#### [What you have to do]
Reproduce only the lines from the one containing "recalculate-link[interactable]: Rekalkuler <box>180" through the one containing "cell-mva[interactable]: 25,00 <box>1183 198", inclusive, substituting "PCS" for every "STK" and leaving everything else unchanged.

..........

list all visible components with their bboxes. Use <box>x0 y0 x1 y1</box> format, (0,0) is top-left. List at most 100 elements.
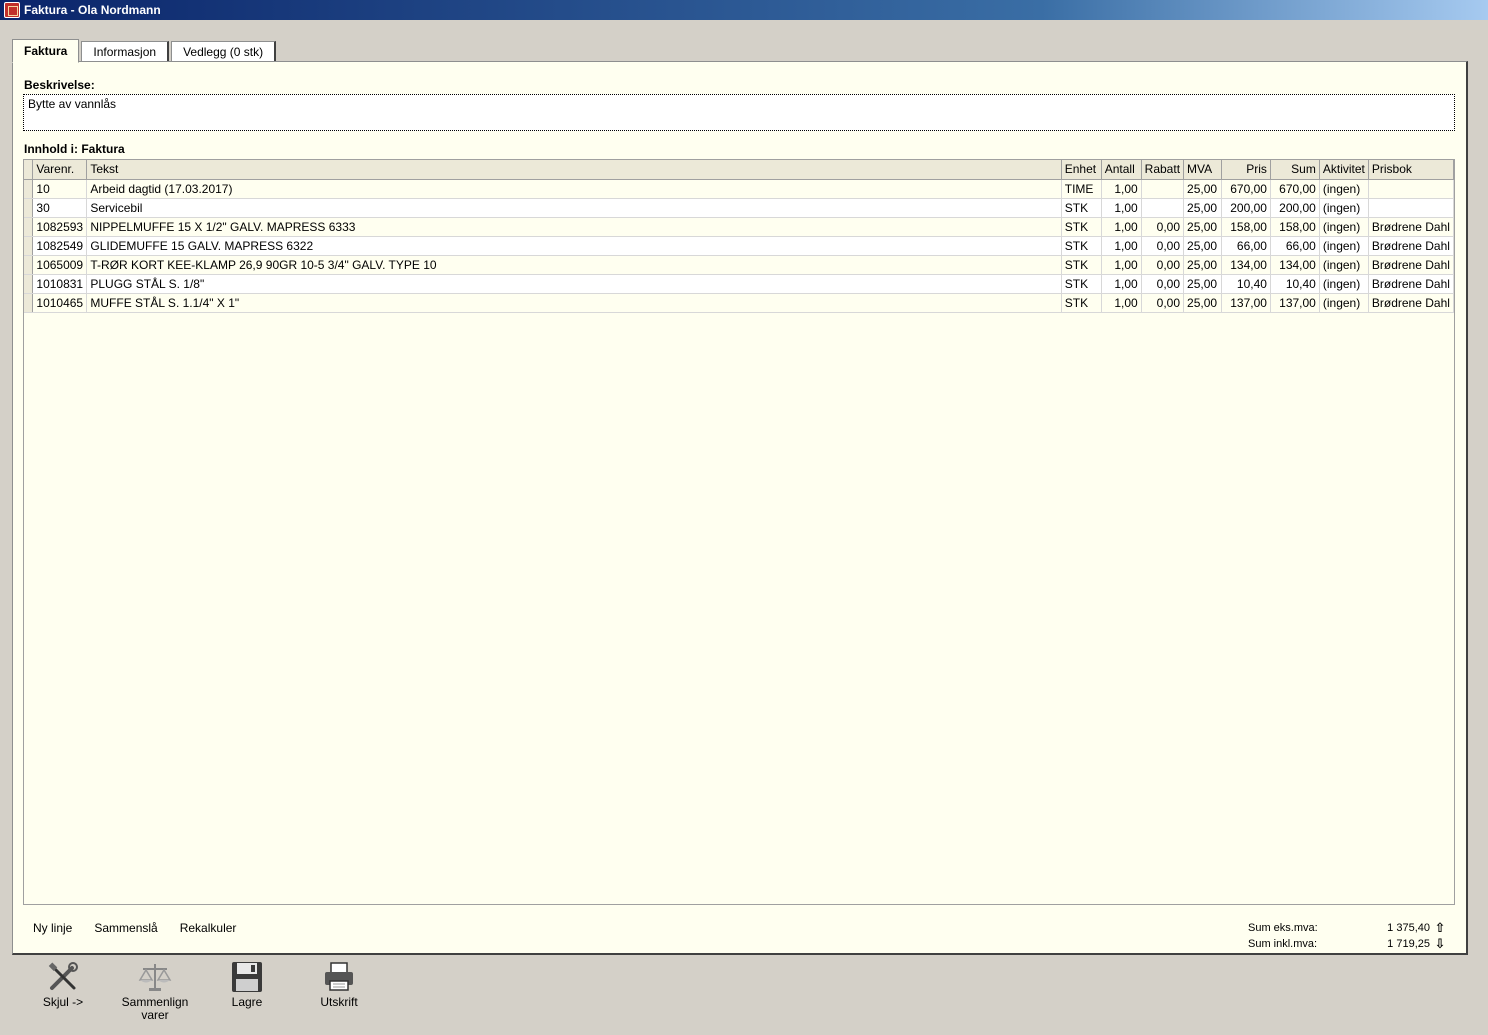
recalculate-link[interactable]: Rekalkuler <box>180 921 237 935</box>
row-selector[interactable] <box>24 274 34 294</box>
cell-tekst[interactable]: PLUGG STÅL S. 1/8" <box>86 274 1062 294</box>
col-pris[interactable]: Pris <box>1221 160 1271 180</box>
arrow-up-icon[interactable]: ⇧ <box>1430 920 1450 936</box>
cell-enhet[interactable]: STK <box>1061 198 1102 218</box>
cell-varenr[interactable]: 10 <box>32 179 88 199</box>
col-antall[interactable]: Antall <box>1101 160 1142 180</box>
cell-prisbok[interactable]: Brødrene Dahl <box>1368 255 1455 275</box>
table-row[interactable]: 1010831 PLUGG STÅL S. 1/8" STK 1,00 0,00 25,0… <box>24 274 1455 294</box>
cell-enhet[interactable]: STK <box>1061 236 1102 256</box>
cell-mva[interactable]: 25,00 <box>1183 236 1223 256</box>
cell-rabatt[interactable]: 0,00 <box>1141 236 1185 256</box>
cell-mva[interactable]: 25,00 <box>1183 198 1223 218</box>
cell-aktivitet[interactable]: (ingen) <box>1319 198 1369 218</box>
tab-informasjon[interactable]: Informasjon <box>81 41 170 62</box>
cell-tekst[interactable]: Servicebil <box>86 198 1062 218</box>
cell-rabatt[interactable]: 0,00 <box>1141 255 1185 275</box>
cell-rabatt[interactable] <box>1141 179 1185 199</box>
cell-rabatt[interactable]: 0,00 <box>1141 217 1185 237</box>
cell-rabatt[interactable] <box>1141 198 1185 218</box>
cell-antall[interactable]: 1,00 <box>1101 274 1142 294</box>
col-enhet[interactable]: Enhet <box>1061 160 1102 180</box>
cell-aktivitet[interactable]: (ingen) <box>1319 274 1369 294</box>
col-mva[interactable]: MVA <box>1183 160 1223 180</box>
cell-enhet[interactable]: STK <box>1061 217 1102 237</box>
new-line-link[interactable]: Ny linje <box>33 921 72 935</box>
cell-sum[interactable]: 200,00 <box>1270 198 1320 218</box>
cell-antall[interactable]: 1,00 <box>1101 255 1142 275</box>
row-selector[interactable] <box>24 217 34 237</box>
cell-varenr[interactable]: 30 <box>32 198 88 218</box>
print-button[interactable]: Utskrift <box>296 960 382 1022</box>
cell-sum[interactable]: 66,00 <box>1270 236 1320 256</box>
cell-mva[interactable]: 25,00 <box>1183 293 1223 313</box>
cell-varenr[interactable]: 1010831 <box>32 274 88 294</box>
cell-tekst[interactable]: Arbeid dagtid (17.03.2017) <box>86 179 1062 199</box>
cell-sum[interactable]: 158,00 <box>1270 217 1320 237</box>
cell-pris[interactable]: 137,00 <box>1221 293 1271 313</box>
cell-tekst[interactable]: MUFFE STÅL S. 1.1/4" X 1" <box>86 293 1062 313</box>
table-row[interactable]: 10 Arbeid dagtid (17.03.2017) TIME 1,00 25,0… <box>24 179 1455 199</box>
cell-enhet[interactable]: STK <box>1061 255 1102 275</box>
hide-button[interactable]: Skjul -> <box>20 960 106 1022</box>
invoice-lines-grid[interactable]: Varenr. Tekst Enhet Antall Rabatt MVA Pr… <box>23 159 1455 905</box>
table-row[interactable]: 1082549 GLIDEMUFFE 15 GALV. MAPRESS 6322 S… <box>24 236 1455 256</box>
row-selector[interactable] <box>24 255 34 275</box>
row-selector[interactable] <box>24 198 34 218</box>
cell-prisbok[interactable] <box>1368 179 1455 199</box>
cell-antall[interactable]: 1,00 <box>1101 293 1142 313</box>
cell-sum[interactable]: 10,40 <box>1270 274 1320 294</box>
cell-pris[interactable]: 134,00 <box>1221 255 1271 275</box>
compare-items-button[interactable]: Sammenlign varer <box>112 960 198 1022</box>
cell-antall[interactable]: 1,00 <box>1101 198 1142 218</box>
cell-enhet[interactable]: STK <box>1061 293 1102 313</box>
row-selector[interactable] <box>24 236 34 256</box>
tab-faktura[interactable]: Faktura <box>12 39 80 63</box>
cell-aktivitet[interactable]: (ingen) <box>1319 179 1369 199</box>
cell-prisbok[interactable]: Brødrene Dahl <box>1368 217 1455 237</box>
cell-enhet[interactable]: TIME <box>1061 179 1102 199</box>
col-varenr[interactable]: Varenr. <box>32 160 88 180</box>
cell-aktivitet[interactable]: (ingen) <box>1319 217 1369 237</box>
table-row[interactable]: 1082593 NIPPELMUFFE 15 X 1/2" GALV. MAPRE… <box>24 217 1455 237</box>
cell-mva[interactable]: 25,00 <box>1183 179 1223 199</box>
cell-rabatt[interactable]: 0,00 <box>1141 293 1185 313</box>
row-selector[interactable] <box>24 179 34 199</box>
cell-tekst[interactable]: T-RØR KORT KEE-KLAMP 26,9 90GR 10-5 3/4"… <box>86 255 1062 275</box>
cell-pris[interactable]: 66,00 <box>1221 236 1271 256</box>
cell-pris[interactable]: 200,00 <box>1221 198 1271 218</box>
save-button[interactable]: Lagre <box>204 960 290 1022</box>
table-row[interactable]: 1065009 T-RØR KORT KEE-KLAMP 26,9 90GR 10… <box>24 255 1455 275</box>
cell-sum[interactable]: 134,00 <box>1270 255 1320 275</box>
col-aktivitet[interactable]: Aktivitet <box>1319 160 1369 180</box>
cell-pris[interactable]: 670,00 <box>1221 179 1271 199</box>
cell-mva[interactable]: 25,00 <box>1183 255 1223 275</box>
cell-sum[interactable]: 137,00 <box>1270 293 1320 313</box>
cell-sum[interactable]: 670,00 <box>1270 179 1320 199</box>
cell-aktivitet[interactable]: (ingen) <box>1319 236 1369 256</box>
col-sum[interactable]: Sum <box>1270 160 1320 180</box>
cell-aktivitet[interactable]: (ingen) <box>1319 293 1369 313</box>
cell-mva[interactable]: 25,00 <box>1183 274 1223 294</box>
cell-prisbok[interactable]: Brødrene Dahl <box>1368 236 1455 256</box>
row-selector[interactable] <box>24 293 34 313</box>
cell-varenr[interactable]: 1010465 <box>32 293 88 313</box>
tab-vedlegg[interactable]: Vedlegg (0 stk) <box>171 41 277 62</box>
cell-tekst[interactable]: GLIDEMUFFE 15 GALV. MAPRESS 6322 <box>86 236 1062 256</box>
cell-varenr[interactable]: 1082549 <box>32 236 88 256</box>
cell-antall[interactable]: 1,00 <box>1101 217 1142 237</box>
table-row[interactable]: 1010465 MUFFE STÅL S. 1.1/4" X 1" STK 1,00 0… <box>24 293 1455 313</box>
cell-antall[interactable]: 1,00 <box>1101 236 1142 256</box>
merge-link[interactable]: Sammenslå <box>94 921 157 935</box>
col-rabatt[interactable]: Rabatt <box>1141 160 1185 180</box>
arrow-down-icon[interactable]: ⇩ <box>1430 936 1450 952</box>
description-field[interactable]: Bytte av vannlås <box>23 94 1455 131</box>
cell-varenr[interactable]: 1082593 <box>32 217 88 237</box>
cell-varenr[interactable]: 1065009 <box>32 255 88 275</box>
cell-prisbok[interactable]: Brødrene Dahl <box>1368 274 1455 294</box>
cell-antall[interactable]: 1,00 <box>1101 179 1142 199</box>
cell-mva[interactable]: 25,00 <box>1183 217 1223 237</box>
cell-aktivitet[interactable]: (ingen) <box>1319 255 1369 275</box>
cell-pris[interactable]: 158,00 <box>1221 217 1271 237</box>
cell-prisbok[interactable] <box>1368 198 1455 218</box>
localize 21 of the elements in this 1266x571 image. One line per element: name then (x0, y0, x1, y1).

..........

#### [Solution to this task]
recalculate-link[interactable]: Rekalkuler <box>180 921 237 935</box>
row-selector[interactable] <box>24 274 34 294</box>
cell-tekst[interactable]: PLUGG STÅL S. 1/8" <box>86 274 1062 294</box>
col-pris[interactable]: Pris <box>1221 160 1271 180</box>
arrow-up-icon[interactable]: ⇧ <box>1430 920 1450 936</box>
cell-enhet[interactable]: PCS <box>1061 198 1102 218</box>
cell-varenr[interactable]: 10 <box>32 179 88 199</box>
col-antall[interactable]: Antall <box>1101 160 1142 180</box>
cell-prisbok[interactable]: Brødrene Dahl <box>1368 255 1455 275</box>
table-row[interactable]: 1010831 PLUGG STÅL S. 1/8" PCS 1,00 0,00 25,0… <box>24 274 1455 294</box>
cell-enhet[interactable]: PCS <box>1061 236 1102 256</box>
cell-mva[interactable]: 25,00 <box>1183 236 1223 256</box>
cell-rabatt[interactable]: 0,00 <box>1141 236 1185 256</box>
cell-mva[interactable]: 25,00 <box>1183 198 1223 218</box>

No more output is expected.